# Task details
Images are excluded; otherwise, output every record exactly.
* start Data for this task *
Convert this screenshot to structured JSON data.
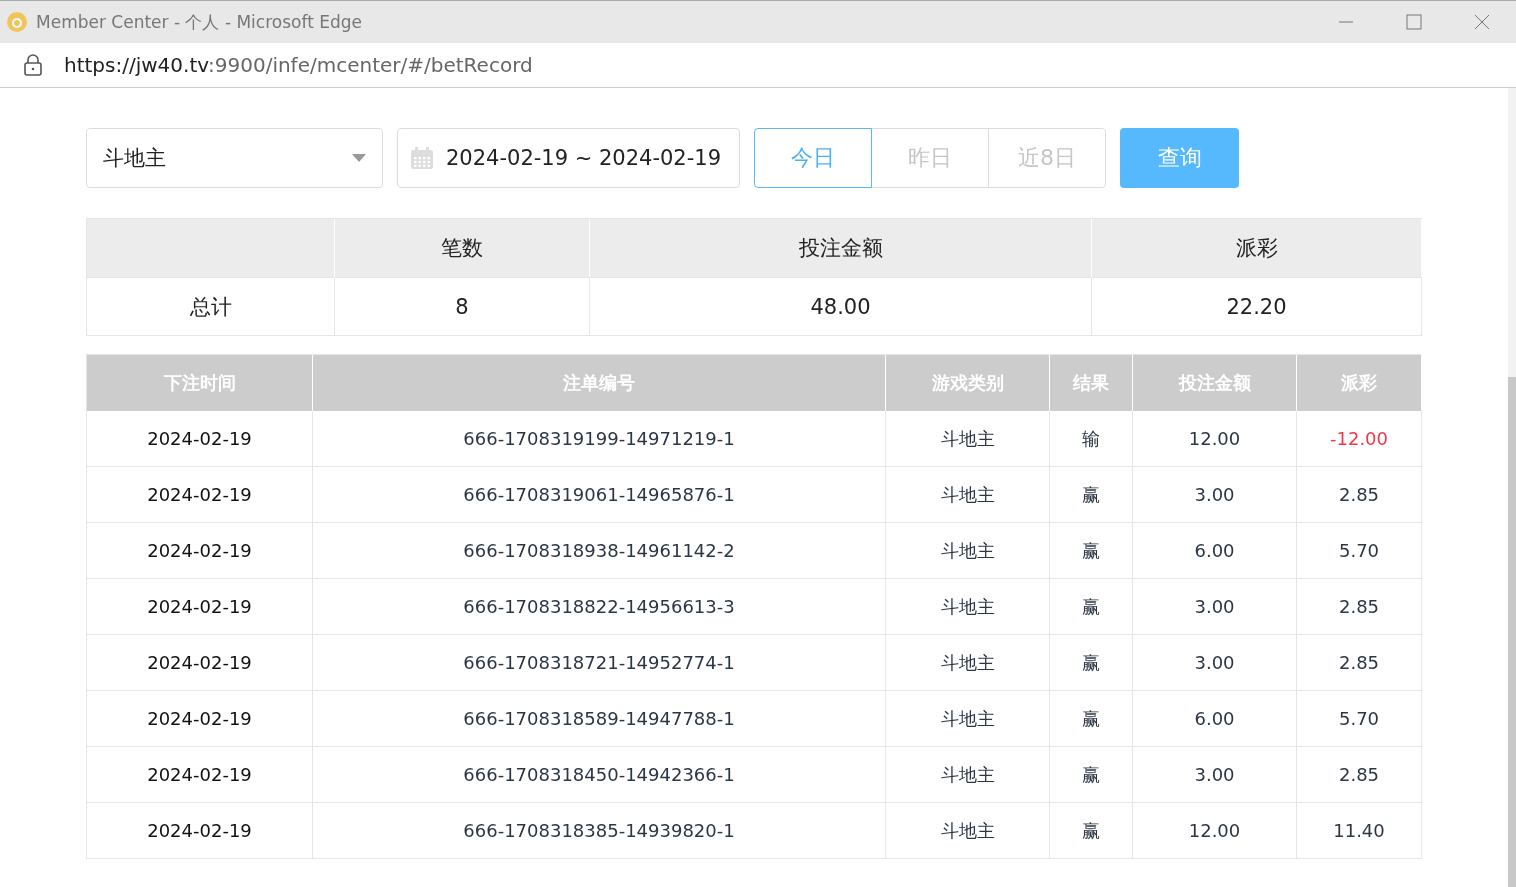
{
  "window": {
    "title": "Member Center - 个人 - Microsoft Edge"
  },
  "address_bar": {
    "url_host": "https://jw40.tv",
    "url_path": ":9900/infe/mcenter/#/betRecord"
  },
  "filters": {
    "game_select": "斗地主",
    "date_range": "2024-02-19 ~ 2024-02-19",
    "quick_ranges": [
      {
        "label": "今日",
        "selected": true
      },
      {
        "label": "昨日",
        "selected": false
      },
      {
        "label": "近8日",
        "selected": false
      }
    ],
    "query_button": "查询"
  },
  "summary": {
    "columns": [
      "笔数",
      "投注金额",
      "派彩"
    ],
    "row_label": "总计",
    "values": [
      "8",
      "48.00",
      "22.20"
    ]
  },
  "table": {
    "columns": [
      "下注时间",
      "注单编号",
      "游戏类别",
      "结果",
      "投注金额",
      "派彩"
    ],
    "rows": [
      {
        "time": "2024-02-19",
        "bet_id": "666-1708319199-14971219-1",
        "game": "斗地主",
        "result": "输",
        "amount": "12.00",
        "payout": "-12.00",
        "negative": true
      },
      {
        "time": "2024-02-19",
        "bet_id": "666-1708319061-14965876-1",
        "game": "斗地主",
        "result": "赢",
        "amount": "3.00",
        "payout": "2.85",
        "negative": false
      },
      {
        "time": "2024-02-19",
        "bet_id": "666-1708318938-14961142-2",
        "game": "斗地主",
        "result": "赢",
        "amount": "6.00",
        "payout": "5.70",
        "negative": false
      },
      {
        "time": "2024-02-19",
        "bet_id": "666-1708318822-14956613-3",
        "game": "斗地主",
        "result": "赢",
        "amount": "3.00",
        "payout": "2.85",
        "negative": false
      },
      {
        "time": "2024-02-19",
        "bet_id": "666-1708318721-14952774-1",
        "game": "斗地主",
        "result": "赢",
        "amount": "3.00",
        "payout": "2.85",
        "negative": false
      },
      {
        "time": "2024-02-19",
        "bet_id": "666-1708318589-14947788-1",
        "game": "斗地主",
        "result": "赢",
        "amount": "6.00",
        "payout": "5.70",
        "negative": false
      },
      {
        "time": "2024-02-19",
        "bet_id": "666-1708318450-14942366-1",
        "game": "斗地主",
        "result": "赢",
        "amount": "3.00",
        "payout": "2.85",
        "negative": false
      },
      {
        "time": "2024-02-19",
        "bet_id": "666-1708318385-14939820-1",
        "game": "斗地主",
        "result": "赢",
        "amount": "12.00",
        "payout": "11.40",
        "negative": false
      }
    ]
  }
}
* end Data for this task *
# Result of the exercise
Convert this screenshot to structured JSON data.
{
  "window": {
    "title": "Member Center - 个人 - Microsoft Edge"
  },
  "address_bar": {
    "url_host": "https://jw40.tv",
    "url_path": ":9900/infe/mcenter/#/betRecord"
  },
  "filters": {
    "game_select": "斗地主",
    "date_range": "2024-02-19 ~ 2024-02-19",
    "quick_ranges": [
      {
        "label": "今日",
        "selected": true
      },
      {
        "label": "昨日",
        "selected": false
      },
      {
        "label": "近8日",
        "selected": false
      }
    ],
    "query_button": "查询"
  },
  "summary": {
    "columns": [
      "笔数",
      "投注金额",
      "派彩"
    ],
    "row_label": "总计",
    "values": [
      "8",
      "48.00",
      "22.20"
    ]
  },
  "table": {
    "columns": [
      "下注时间",
      "注单编号",
      "游戏类别",
      "结果",
      "投注金额",
      "派彩"
    ],
    "rows": [
      {
        "time": "2024-02-19",
        "bet_id": "666-1708319199-14971219-1",
        "game": "斗地主",
        "result": "输",
        "amount": "12.00",
        "payout": "-12.00",
        "negative": true
      },
      {
        "time": "2024-02-19",
        "bet_id": "666-1708319061-14965876-1",
        "game": "斗地主",
        "result": "赢",
        "amount": "3.00",
        "payout": "2.85",
        "negative": false
      },
      {
        "time": "2024-02-19",
        "bet_id": "666-1708318938-14961142-2",
        "game": "斗地主",
        "result": "赢",
        "amount": "6.00",
        "payout": "5.70",
        "negative": false
      },
      {
        "time": "2024-02-19",
        "bet_id": "666-1708318822-14956613-3",
        "game": "斗地主",
        "result": "赢",
        "amount": "3.00",
        "payout": "2.85",
        "negative": false
      },
      {
        "time": "2024-02-19",
        "bet_id": "666-1708318721-14952774-1",
        "game": "斗地主",
        "result": "赢",
        "amount": "3.00",
        "payout": "2.85",
        "negative": false
      },
      {
        "time": "2024-02-19",
        "bet_id": "666-1708318589-14947788-1",
        "game": "斗地主",
        "result": "赢",
        "amount": "6.00",
        "payout": "5.70",
        "negative": false
      },
      {
        "time": "2024-02-19",
        "bet_id": "666-1708318450-14942366-1",
        "game": "斗地主",
        "result": "赢",
        "amount": "3.00",
        "payout": "2.85",
        "negative": false
      },
      {
        "time": "2024-02-19",
        "bet_id": "666-1708318385-14939820-1",
        "game": "斗地主",
        "result": "赢",
        "amount": "12.00",
        "payout": "11.40",
        "negative": false
      }
    ]
  }
}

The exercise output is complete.